---- Task inputs
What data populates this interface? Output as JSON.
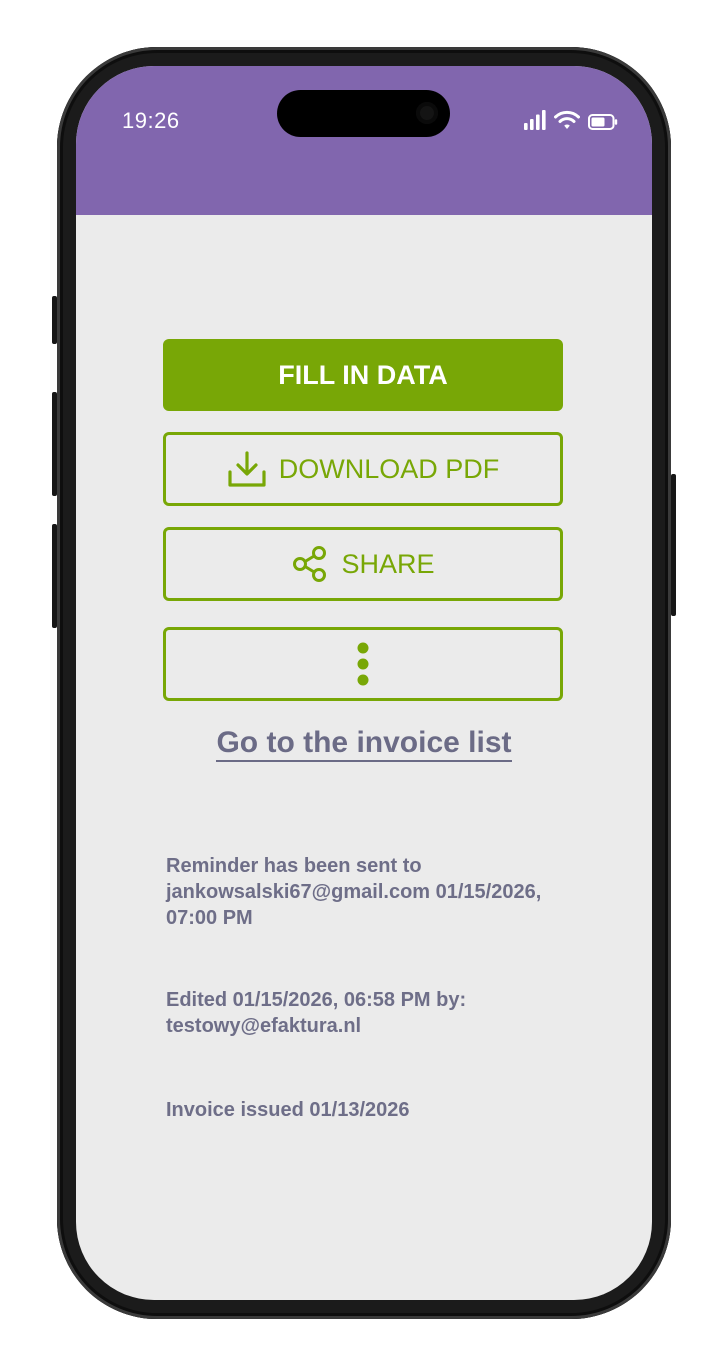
{
  "status_bar": {
    "time": "19:26",
    "icons": [
      "cellular-signal-icon",
      "wifi-icon",
      "battery-icon"
    ]
  },
  "colors": {
    "header": "#8166ae",
    "accent": "#78a706",
    "background": "#ebebeb",
    "muted_text": "#6e6e88"
  },
  "actions": {
    "fill_in_data": "FILL IN DATA",
    "download_pdf": "DOWNLOAD PDF",
    "download_icon": "download-icon",
    "share": "SHARE",
    "share_icon": "share-icon",
    "more_icon": "more-vertical-icon"
  },
  "invoice_list_link": "Go to the invoice list",
  "history": [
    "Reminder has been sent to jankowsalski67@gmail.com 01/15/2026, 07:00 PM",
    "Edited 01/15/2026, 06:58 PM by: testowy@efaktura.nl",
    "Invoice issued 01/13/2026"
  ]
}
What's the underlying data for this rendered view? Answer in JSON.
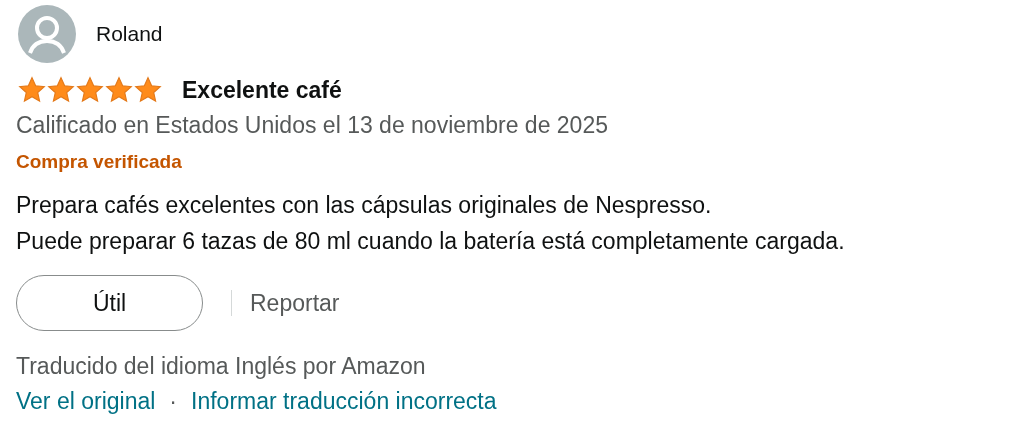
--------
Instructions to follow
Write out every record above exactly as it stands, but leave out the pictures.

Result for this task
What data populates this interface? Output as JSON.
{
  "status_bar": {
    "time": "19:26",
    "icons": [
      "cellular-signal-icon",
      "wifi-icon",
      "battery-icon"
    ]
  },
  "colors": {
    "header": "#8166ae",
    "accent": "#78a706",
    "background": "#ebebeb",
    "muted_text": "#6e6e88"
  },
  "actions": {
    "fill_in_data": "FILL IN DATA",
    "download_pdf": "DOWNLOAD PDF",
    "download_icon": "download-icon",
    "share": "SHARE",
    "share_icon": "share-icon",
    "more_icon": "more-vertical-icon"
  },
  "invoice_list_link": "Go to the invoice list",
  "history": [
    "Reminder has been sent to jankowsalski67@gmail.com 01/15/2026, 07:00 PM",
    "Edited 01/15/2026, 06:58 PM by: testowy@efaktura.nl",
    "Invoice issued 01/13/2026"
  ]
}
What's the underlying data for this rendered view? Answer in JSON.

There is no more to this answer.